═══ Records for this exercise ═══
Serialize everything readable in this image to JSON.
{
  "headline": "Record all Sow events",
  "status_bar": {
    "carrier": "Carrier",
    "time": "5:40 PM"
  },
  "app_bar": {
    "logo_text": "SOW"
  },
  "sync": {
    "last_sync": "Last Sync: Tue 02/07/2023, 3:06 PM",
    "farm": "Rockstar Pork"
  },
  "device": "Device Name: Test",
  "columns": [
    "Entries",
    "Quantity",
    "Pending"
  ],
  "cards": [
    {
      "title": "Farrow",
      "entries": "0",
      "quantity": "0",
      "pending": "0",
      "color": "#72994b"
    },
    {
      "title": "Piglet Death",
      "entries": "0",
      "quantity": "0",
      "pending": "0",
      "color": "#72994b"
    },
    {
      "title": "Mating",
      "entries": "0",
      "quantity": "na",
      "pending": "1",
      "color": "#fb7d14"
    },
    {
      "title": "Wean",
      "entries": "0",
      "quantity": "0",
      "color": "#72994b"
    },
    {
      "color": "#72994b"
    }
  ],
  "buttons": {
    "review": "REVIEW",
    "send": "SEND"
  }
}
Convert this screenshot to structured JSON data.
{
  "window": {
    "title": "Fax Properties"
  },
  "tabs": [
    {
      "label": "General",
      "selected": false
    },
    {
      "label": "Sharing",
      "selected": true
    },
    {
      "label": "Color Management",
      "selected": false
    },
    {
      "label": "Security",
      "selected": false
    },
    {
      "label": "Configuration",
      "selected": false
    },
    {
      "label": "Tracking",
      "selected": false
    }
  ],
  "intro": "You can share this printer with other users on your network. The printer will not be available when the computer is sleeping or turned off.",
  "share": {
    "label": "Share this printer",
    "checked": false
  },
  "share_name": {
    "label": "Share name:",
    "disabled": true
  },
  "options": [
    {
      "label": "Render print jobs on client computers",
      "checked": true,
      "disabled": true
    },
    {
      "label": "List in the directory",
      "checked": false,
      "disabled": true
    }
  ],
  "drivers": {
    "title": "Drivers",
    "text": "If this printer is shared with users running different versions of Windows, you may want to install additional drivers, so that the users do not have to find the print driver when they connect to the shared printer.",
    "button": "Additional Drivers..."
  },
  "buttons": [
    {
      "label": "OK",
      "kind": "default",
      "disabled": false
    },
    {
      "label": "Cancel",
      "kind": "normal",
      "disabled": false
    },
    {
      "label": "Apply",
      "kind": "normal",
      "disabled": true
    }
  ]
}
═══
For each line of the entries that includes "JSON", show that line.

Serialize everything readable in this image to JSON.
Convert this screenshot to structured JSON data.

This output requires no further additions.